• Task prompt:
Print the listing below in its entirety, character for character.

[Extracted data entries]

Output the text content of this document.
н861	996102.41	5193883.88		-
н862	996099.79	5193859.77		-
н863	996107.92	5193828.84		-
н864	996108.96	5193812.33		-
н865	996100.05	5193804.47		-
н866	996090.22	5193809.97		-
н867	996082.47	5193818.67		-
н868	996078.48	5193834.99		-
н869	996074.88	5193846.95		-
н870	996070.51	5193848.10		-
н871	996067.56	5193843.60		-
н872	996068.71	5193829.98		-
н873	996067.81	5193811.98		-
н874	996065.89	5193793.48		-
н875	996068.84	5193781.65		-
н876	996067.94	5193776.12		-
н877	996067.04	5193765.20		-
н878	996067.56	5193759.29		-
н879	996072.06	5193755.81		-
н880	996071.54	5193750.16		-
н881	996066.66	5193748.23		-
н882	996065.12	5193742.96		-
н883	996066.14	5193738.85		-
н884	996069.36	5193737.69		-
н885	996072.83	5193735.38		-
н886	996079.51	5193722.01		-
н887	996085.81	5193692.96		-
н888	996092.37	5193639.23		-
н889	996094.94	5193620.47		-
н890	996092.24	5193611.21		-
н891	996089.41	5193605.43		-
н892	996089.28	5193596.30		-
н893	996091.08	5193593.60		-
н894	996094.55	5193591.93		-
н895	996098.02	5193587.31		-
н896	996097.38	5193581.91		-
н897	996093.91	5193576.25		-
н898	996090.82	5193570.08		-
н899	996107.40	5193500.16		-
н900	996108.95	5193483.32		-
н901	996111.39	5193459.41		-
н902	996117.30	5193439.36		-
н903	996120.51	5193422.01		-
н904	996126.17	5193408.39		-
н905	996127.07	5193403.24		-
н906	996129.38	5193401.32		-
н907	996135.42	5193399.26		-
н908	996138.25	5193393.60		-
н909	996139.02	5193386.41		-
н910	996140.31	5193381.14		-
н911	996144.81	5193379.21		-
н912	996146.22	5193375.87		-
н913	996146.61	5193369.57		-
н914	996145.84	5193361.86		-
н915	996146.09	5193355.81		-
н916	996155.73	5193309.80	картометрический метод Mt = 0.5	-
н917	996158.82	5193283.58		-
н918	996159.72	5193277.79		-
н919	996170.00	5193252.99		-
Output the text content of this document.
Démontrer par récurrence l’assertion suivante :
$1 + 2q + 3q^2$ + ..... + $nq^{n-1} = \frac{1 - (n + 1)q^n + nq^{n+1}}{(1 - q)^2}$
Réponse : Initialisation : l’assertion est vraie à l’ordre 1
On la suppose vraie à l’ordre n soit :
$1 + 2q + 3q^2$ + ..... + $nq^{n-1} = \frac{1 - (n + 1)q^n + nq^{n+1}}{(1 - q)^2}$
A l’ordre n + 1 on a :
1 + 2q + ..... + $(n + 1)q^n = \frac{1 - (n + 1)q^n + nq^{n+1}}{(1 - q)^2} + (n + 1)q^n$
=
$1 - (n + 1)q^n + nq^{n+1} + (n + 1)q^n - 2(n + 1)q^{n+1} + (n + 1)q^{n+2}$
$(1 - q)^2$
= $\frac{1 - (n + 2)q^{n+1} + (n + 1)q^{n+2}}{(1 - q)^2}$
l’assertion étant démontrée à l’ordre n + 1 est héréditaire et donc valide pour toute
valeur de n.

• Exercise answer:
Output the text content of this document.
н861	996102.41	5193883.88		-
н862	996099.79	5193859.77		-
н863	996107.92	5193828.84		-
н864	996108.96	5193812.33		-
н865	996100.05	5193804.47		-
н866	996090.22	5193809.97		-
н867	996082.47	5193818.67		-
н868	996078.48	5193834.99		-
н869	996074.88	5193846.95		-
н870	996070.51	5193848.10		-
н871	996067.56	5193843.60		-
н872	996068.71	5193829.98		-
н873	996067.81	5193811.98		-
н874	996065.89	5193793.48		-
н875	996068.84	5193781.65		-
н876	996067.94	5193776.12		-
н877	996067.04	5193765.20		-
н878	996067.56	5193759.29		-
н879	996072.06	5193755.81		-
н880	996071.54	5193750.16		-
н881	996066.66	5193748.23		-
н882	996065.12	5193742.96		-
н883	996066.14	5193738.85		-
н884	996069.36	5193737.69		-
н885	996072.83	5193735.38		-
н886	996079.51	5193722.01		-
н887	996085.81	5193692.96		-
н888	996092.37	5193639.23		-
н889	996094.94	5193620.47		-
н890	996092.24	5193611.21		-
н891	996089.41	5193605.43		-
н892	996089.28	5193596.30		-
н893	996091.08	5193593.60		-
н894	996094.55	5193591.93		-
н895	996098.02	5193587.31		-
н896	996097.38	5193581.91		-
н897	996093.91	5193576.25		-
н898	996090.82	5193570.08		-
н899	996107.40	5193500.16		-
н900	996108.95	5193483.32		-
н901	996111.39	5193459.41		-
н902	996117.30	5193439.36		-
н903	996120.51	5193422.01		-
н904	996126.17	5193408.39		-
н905	996127.07	5193403.24		-
н906	996129.38	5193401.32		-
н907	996135.42	5193399.26		-
н908	996138.25	5193393.60		-
н909	996139.02	5193386.41		-
н910	996140.31	5193381.14		-
н911	996144.81	5193379.21		-
н912	996146.22	5193375.87		-
н913	996146.61	5193369.57		-
н914	996145.84	5193361.86		-
н915	996146.09	5193355.81		-
н916	996155.73	5193309.80	картометрический метод Mt = 0.5	-
н917	996158.82	5193283.58		-
н918	996159.72	5193277.79		-
н919	996170.00	5193252.99		-
Output the text content of this document.
Démontrer par récurrence l’assertion suivante :
$1 + 2q + 3q^2$ + ..... + $nq^{n-1} = \frac{1 - (n + 1)q^n + nq^{n+1}}{(1 - q)^2}$
Réponse : Initialisation : l’assertion est vraie à l’ordre 1
On la suppose vraie à l’ordre n soit :
$1 + 2q + 3q^2$ + ..... + $nq^{n-1} = \frac{1 - (n + 1)q^n + nq^{n+1}}{(1 - q)^2}$
A l’ordre n + 1 on a :
1 + 2q + ..... + $(n + 1)q^n = \frac{1 - (n + 1)q^n + nq^{n+1}}{(1 - q)^2} + (n + 1)q^n$
=
$1 - (n + 1)q^n + nq^{n+1} + (n + 1)q^n - 2(n + 1)q^{n+1} + (n + 1)q^{n+2}$
$(1 - q)^2$
= $\frac{1 - (n + 2)q^{n+1} + (n + 1)q^{n+2}}{(1 - q)^2}$
l’assertion étant démontrée à l’ordre n + 1 est héréditaire et donc valide pour toute
valeur de n.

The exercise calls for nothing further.